What to work on:
Return all lines in the material below that contain "tipo".

Data listing:
-- Start --
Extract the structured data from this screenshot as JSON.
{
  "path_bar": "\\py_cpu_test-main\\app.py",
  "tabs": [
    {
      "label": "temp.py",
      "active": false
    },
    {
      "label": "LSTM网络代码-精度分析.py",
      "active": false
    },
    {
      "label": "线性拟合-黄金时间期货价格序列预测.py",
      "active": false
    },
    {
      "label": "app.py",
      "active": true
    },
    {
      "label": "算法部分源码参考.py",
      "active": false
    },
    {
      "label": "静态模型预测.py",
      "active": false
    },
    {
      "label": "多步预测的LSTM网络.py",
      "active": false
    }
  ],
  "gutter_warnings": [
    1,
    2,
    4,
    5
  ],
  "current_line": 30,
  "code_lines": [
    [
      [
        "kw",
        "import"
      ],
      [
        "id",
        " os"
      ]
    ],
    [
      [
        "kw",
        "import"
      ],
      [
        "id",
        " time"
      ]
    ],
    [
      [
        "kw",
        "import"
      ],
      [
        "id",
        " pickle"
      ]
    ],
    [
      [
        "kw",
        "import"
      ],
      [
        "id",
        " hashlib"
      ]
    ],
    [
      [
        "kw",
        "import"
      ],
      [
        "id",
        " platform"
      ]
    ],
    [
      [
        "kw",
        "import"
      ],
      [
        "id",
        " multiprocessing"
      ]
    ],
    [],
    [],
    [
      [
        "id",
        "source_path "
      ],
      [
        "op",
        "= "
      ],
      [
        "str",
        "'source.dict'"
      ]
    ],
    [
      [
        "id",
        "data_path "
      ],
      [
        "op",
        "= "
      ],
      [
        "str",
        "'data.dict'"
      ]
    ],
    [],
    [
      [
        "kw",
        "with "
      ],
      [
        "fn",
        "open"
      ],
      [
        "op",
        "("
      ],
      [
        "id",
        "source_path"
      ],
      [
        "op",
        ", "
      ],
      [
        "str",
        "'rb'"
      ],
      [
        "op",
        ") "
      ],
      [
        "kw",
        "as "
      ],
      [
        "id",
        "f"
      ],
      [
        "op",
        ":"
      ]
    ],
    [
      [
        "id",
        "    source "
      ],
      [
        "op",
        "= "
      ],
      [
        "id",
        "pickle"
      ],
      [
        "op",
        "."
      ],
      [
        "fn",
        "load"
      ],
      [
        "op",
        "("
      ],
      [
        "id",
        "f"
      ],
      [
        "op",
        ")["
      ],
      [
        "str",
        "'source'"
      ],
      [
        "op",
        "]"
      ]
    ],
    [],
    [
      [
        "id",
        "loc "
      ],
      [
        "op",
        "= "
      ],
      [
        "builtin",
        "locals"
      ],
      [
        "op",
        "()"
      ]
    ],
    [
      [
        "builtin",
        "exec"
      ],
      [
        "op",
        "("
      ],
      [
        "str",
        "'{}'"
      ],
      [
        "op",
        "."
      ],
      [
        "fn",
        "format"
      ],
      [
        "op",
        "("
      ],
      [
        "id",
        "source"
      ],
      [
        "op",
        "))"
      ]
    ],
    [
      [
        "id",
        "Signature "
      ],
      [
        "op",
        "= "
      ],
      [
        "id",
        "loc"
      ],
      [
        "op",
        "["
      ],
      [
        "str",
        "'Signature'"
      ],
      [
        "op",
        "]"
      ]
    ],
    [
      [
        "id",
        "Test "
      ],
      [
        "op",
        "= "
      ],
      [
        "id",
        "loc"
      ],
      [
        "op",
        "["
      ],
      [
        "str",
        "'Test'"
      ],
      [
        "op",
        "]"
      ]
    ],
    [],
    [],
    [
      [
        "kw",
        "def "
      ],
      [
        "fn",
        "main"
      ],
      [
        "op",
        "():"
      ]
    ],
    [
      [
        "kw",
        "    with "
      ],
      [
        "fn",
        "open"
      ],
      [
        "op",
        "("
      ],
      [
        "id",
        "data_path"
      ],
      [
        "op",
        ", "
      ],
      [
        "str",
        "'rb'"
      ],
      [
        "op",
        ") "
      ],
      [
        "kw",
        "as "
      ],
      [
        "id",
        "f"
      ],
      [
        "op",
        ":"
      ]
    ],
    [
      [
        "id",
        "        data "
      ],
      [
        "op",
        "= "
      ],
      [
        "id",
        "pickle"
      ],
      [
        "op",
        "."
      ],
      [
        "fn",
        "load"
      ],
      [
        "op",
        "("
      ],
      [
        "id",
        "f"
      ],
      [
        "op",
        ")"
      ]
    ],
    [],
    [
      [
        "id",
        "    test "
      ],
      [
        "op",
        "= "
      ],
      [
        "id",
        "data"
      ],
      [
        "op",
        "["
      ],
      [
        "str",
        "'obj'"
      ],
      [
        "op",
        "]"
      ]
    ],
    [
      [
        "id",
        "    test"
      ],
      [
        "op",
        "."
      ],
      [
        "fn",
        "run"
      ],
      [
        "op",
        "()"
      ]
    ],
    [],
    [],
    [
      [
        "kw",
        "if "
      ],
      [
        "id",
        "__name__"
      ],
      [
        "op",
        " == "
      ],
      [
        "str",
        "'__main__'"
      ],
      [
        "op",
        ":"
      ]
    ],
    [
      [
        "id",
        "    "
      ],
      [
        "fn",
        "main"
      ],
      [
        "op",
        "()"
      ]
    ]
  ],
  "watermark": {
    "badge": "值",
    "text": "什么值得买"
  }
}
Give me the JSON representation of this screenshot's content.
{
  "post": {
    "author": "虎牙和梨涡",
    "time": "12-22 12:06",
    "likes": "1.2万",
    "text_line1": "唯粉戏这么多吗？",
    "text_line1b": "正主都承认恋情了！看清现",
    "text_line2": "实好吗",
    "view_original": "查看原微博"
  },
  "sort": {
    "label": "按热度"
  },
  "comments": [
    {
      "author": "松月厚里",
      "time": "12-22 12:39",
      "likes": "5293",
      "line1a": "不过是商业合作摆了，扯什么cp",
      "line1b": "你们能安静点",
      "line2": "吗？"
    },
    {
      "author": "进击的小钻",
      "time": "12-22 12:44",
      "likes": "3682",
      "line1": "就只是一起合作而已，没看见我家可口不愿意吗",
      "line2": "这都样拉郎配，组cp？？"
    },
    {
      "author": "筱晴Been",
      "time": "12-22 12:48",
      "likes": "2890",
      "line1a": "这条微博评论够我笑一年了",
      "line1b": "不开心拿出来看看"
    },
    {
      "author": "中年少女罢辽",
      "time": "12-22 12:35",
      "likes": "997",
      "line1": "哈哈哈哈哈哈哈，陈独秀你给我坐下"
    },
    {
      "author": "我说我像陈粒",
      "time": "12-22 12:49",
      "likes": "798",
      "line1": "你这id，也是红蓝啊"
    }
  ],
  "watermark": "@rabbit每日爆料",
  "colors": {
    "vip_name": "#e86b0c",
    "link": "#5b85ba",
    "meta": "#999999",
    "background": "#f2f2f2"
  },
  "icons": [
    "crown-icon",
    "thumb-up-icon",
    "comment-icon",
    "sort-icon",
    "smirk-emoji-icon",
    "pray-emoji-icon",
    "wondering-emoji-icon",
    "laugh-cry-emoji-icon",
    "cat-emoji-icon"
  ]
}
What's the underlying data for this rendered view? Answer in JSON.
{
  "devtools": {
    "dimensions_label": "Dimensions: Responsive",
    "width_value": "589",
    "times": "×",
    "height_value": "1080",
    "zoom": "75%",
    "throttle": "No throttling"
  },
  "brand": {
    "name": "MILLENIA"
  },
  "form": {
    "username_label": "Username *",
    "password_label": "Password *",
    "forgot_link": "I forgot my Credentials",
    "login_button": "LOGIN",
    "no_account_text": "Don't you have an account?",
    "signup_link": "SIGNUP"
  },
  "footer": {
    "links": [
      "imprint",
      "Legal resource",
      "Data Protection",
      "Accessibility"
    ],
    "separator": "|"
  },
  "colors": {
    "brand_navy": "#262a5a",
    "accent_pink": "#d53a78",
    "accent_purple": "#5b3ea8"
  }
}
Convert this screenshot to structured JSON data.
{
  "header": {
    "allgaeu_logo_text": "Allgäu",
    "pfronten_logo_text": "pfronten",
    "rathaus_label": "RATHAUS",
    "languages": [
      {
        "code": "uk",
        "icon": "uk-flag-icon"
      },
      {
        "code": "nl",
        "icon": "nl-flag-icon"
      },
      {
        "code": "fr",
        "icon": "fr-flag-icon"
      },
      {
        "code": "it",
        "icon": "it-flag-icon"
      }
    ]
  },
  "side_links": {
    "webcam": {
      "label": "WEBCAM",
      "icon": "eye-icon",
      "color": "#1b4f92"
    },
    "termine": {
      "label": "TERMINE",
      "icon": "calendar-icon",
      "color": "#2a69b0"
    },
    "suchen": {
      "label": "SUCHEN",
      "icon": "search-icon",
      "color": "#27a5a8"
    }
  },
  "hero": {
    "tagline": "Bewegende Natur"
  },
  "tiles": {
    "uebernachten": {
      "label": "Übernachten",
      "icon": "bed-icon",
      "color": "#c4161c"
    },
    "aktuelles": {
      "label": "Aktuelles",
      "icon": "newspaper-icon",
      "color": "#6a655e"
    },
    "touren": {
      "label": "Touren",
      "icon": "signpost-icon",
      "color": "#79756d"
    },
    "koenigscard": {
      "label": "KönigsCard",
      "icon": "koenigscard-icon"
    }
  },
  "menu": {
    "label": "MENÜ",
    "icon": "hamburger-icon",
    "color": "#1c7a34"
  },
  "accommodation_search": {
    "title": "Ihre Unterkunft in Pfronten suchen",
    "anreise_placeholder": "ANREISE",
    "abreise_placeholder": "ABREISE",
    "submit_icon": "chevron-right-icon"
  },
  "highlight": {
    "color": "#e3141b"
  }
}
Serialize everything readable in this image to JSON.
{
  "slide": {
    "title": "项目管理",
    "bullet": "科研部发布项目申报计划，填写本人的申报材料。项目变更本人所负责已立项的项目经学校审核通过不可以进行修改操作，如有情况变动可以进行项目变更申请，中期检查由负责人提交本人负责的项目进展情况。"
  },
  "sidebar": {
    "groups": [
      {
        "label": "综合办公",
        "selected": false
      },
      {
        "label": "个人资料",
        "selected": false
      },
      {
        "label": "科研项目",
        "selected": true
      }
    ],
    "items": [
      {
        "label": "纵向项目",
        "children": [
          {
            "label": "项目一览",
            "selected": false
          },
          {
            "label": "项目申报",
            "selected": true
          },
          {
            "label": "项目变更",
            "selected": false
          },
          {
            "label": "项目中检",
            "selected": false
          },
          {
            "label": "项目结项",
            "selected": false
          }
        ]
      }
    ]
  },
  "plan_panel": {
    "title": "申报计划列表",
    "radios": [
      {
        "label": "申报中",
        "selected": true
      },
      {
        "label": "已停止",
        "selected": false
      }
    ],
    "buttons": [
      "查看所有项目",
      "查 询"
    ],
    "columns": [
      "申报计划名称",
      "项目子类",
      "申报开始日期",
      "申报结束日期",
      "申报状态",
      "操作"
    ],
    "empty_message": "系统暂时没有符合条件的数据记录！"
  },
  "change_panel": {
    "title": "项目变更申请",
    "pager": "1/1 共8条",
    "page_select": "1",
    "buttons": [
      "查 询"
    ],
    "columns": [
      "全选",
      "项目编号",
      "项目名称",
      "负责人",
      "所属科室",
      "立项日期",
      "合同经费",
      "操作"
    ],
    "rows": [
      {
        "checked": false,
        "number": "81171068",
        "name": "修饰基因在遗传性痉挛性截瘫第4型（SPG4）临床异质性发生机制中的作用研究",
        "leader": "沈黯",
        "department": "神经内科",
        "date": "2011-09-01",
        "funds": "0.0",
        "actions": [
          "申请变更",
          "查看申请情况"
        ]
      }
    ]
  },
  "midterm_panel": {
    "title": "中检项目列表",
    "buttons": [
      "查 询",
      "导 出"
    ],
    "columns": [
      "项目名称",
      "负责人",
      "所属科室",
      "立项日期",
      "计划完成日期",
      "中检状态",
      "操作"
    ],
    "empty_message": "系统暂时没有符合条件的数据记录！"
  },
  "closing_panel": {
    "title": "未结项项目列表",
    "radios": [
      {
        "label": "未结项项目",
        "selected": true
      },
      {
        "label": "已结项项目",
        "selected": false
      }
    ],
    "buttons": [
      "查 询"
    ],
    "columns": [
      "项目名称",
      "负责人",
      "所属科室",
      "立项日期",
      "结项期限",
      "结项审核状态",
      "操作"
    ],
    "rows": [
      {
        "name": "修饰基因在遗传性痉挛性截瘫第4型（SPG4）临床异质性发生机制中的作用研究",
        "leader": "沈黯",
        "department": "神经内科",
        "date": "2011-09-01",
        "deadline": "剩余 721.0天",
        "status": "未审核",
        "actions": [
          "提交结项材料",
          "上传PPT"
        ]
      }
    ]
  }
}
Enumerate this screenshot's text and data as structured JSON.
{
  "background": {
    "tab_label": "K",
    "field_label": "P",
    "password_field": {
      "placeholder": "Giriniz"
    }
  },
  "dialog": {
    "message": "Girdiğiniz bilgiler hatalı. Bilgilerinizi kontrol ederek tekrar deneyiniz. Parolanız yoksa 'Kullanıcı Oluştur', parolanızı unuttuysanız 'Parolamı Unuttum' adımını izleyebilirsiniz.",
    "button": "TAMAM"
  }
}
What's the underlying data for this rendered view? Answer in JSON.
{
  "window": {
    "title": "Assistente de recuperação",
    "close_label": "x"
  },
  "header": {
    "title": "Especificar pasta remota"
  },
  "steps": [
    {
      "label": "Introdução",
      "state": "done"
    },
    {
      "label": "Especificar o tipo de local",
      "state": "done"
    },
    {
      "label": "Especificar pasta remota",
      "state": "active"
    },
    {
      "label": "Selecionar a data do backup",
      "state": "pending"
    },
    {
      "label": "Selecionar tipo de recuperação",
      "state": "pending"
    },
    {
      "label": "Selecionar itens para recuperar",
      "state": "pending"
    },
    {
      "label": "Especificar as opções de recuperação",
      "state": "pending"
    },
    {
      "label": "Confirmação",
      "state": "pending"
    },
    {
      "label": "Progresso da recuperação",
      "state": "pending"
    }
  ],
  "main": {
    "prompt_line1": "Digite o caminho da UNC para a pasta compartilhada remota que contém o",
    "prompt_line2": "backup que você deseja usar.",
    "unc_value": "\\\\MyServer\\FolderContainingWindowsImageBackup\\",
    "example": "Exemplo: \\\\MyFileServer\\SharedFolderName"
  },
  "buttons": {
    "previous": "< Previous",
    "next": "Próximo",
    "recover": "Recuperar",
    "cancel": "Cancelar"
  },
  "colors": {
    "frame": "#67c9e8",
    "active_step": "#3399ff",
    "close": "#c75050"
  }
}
-- End --
Solution to this task:
      "label": "Especificar o tipo de local",
      "label": "Selecionar tipo de recuperação",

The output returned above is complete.